Reproduce the listing below in full and without alteration, apart from its pictures.

Raw records.
■ ■ ■ ■

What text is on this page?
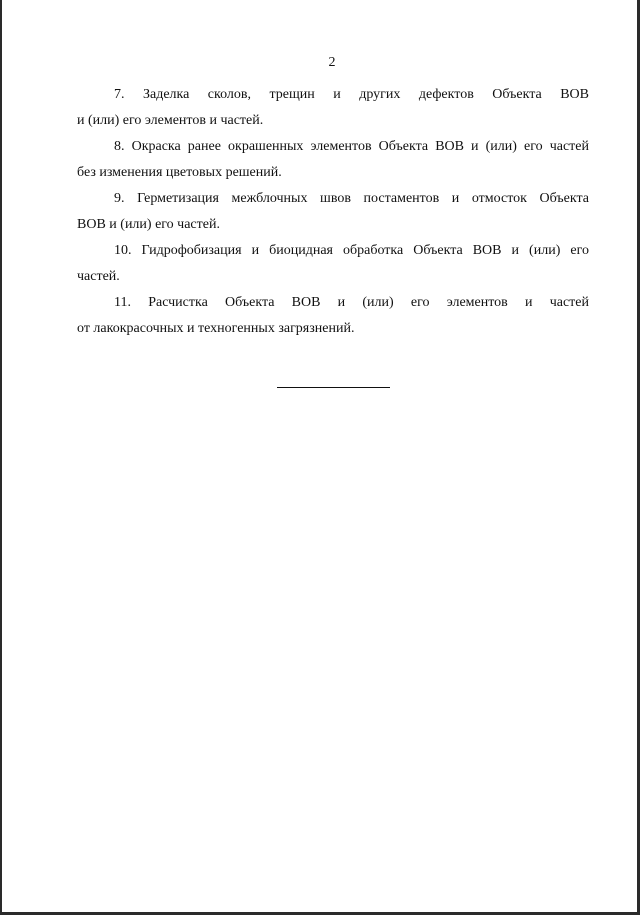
2

7. Заделка сколов, трещин и других дефектов Объекта ВОВ
и (или) его элементов и частей.

8. Окраска ранее окрашенных элементов Объекта ВОВ и (или) его частей
без изменения цветовых решений.

9. Герметизация межблочных швов постаментов и отмосток Объекта
ВОВ и (или) его частей.

10. Гидрофобизация и биоцидная обработка Объекта ВОВ и (или) его
частей.

11. Расчистка Объекта ВОВ и (или) его элементов и частей
от лакокрасочных и техногенных загрязнений.
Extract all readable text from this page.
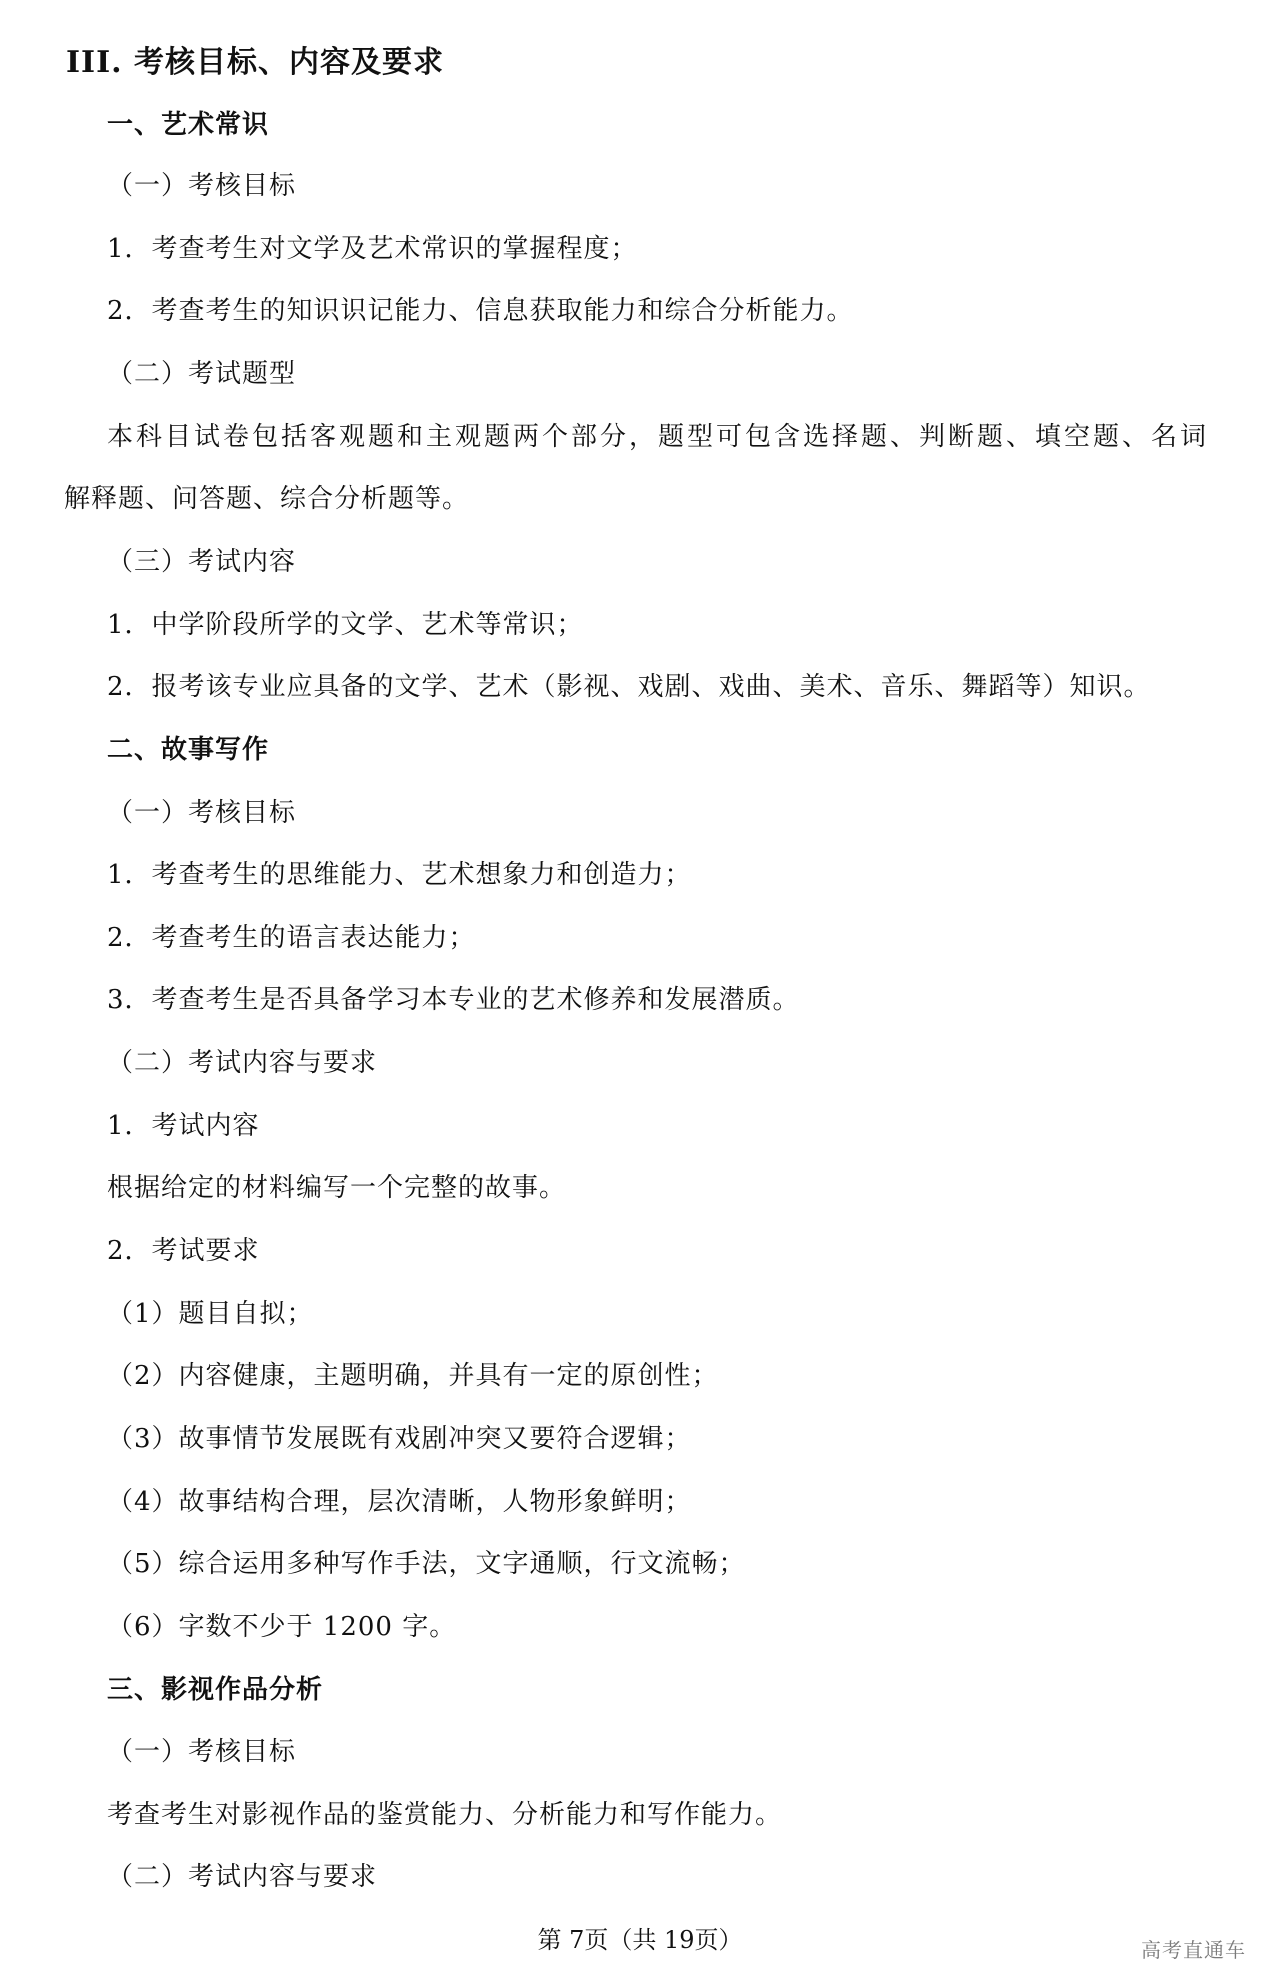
III. 考核目标、内容及要求
一、艺术常识
（一）考核目标
1．考查考生对文学及艺术常识的掌握程度；
2．考查考生的知识识记能力、信息获取能力和综合分析能力。
（二）考试题型
本科目试卷包括客观题和主观题两个部分，题型可包含选择题、判断题、填空题、名词
解释题、问答题、综合分析题等。
（三）考试内容
1．中学阶段所学的文学、艺术等常识；
2．报考该专业应具备的文学、艺术（影视、戏剧、戏曲、美术、音乐、舞蹈等）知识。
二、故事写作
（一）考核目标
1．考查考生的思维能力、艺术想象力和创造力；
2．考查考生的语言表达能力；
3．考查考生是否具备学习本专业的艺术修养和发展潜质。
（二）考试内容与要求
1．考试内容
根据给定的材料编写一个完整的故事。
2．考试要求
（1）题目自拟；
（2）内容健康，主题明确，并具有一定的原创性；
（3）故事情节发展既有戏剧冲突又要符合逻辑；
（4）故事结构合理，层次清晰，人物形象鲜明；
（5）综合运用多种写作手法，文字通顺，行文流畅；
（6）字数不少于 1200 字。
三、影视作品分析
（一）考核目标
考查考生对影视作品的鉴赏能力、分析能力和写作能力。
（二）考试内容与要求
第 7页（共 19页）	高考直通车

■ ■ ■ ■

Response to this task.
What text is on this page?
2

7. Заделка сколов, трещин и других дефектов Объекта ВОВ
и (или) его элементов и частей.

8. Окраска ранее окрашенных элементов Объекта ВОВ и (или) его частей
без изменения цветовых решений.

9. Герметизация межблочных швов постаментов и отмосток Объекта
ВОВ и (или) его частей.

10. Гидрофобизация и биоцидная обработка Объекта ВОВ и (или) его
частей.

11. Расчистка Объекта ВОВ и (или) его элементов и частей
от лакокрасочных и техногенных загрязнений.
Extract all readable text from this page.
III. 考核目标、内容及要求
一、艺术常识
（一）考核目标
1．考查考生对文学及艺术常识的掌握程度；
2．考查考生的知识识记能力、信息获取能力和综合分析能力。
（二）考试题型
本科目试卷包括客观题和主观题两个部分，题型可包含选择题、判断题、填空题、名词
解释题、问答题、综合分析题等。
（三）考试内容
1．中学阶段所学的文学、艺术等常识；
2．报考该专业应具备的文学、艺术（影视、戏剧、戏曲、美术、音乐、舞蹈等）知识。
二、故事写作
（一）考核目标
1．考查考生的思维能力、艺术想象力和创造力；
2．考查考生的语言表达能力；
3．考查考生是否具备学习本专业的艺术修养和发展潜质。
（二）考试内容与要求
1．考试内容
根据给定的材料编写一个完整的故事。
2．考试要求
（1）题目自拟；
（2）内容健康，主题明确，并具有一定的原创性；
（3）故事情节发展既有戏剧冲突又要符合逻辑；
（4）故事结构合理，层次清晰，人物形象鲜明；
（5）综合运用多种写作手法，文字通顺，行文流畅；
（6）字数不少于 1200 字。
三、影视作品分析
（一）考核目标
考查考生对影视作品的鉴赏能力、分析能力和写作能力。
（二）考试内容与要求
第 7页（共 19页）	高考直通车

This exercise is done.